Your objective ▸
Read the lines below and count those that have the word "name". Respond with the number only.

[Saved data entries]
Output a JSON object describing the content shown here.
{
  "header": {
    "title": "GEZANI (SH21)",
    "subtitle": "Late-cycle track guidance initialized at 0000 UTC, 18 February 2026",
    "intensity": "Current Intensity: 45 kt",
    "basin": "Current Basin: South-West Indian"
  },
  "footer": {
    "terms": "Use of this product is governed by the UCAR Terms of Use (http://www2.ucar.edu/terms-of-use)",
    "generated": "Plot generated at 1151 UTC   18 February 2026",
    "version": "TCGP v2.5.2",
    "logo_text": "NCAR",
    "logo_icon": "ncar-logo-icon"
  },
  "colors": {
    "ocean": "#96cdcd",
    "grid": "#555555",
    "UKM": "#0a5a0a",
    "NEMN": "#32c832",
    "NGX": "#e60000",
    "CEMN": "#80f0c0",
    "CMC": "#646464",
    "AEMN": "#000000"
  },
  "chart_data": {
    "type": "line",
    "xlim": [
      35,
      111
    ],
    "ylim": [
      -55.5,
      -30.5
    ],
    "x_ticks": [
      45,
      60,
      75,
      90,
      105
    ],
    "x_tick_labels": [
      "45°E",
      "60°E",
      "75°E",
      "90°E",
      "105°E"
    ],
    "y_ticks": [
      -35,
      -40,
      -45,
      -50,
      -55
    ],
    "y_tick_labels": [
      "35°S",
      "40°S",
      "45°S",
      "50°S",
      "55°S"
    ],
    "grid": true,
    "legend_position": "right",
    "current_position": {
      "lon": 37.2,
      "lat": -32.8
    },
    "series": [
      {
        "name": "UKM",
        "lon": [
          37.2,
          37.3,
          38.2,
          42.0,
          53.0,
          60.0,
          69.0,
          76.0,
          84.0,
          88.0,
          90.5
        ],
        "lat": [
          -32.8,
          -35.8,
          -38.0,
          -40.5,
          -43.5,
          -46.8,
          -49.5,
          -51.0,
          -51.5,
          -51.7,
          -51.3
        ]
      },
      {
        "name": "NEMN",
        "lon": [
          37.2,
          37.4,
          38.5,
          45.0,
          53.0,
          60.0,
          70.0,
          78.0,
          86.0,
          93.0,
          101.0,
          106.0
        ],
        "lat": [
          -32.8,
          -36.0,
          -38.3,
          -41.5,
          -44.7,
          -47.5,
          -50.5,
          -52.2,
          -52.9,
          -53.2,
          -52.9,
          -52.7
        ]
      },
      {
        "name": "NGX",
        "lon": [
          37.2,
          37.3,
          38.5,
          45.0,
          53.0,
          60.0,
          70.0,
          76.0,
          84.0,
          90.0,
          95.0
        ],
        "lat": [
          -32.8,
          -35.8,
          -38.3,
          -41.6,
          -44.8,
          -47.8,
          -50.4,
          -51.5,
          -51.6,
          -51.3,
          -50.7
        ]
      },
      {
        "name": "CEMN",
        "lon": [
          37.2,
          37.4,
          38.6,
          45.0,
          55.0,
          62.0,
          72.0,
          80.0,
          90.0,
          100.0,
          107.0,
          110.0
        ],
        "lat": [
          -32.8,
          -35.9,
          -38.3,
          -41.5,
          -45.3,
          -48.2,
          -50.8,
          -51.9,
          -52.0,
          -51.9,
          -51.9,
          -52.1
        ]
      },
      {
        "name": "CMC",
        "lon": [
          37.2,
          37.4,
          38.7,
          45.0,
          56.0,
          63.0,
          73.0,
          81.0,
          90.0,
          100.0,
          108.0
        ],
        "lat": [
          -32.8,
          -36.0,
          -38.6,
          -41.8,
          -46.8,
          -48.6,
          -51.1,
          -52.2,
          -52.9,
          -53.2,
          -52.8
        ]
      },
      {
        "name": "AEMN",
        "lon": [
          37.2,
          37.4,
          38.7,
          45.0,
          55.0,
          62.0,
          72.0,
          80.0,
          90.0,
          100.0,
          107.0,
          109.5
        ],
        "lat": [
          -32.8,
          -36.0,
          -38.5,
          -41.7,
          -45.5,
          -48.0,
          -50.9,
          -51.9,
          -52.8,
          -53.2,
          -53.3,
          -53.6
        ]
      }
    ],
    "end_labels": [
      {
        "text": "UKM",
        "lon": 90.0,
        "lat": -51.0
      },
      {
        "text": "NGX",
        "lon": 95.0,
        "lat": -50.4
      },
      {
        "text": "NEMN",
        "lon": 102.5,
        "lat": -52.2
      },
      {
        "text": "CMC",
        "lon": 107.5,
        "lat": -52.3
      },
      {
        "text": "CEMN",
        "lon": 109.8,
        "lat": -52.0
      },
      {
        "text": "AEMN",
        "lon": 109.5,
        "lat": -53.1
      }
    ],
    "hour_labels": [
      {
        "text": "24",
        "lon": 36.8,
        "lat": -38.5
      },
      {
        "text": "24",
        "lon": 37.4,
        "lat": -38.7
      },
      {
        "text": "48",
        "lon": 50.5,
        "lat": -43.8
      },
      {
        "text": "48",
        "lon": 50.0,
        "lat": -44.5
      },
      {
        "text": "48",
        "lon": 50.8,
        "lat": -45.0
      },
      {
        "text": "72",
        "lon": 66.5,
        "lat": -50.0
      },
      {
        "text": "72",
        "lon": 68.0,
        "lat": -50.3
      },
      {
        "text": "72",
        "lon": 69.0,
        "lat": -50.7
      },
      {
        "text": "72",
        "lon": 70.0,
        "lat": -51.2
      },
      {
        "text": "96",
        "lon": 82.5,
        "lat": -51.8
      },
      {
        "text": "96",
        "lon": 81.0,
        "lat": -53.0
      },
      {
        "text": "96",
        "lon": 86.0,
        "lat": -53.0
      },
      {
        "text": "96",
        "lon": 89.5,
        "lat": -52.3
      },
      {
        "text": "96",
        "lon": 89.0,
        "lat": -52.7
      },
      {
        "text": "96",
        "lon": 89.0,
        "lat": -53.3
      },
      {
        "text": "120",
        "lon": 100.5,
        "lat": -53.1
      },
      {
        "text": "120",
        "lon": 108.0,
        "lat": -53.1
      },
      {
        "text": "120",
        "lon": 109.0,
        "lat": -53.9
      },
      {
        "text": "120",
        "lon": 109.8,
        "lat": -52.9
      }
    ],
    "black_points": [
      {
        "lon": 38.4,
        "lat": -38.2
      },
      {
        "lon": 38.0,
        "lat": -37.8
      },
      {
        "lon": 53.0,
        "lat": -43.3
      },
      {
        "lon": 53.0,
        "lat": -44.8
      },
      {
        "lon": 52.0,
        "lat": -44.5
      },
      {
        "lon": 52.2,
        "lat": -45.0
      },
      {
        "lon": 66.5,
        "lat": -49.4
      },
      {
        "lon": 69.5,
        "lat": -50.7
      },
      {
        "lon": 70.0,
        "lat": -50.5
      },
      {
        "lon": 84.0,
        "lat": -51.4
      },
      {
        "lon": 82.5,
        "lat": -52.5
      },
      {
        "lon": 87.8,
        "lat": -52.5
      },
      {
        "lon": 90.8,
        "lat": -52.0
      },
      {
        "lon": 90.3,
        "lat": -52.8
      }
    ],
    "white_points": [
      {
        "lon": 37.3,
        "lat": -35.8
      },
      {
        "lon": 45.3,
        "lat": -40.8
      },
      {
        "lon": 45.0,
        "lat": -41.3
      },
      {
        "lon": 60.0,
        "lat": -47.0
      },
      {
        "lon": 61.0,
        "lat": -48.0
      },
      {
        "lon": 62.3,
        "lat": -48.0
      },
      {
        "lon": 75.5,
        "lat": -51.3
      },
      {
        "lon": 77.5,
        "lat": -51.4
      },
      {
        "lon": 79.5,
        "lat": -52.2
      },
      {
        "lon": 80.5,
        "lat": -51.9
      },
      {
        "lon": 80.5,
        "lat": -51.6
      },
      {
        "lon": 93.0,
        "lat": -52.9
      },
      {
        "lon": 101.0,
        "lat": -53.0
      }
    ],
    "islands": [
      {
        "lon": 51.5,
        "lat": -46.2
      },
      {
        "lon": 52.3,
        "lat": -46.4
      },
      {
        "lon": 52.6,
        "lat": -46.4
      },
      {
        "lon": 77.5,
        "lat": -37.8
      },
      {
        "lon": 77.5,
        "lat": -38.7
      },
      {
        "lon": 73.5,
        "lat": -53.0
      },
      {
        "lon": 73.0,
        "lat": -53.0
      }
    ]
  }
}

Full solution ▸
6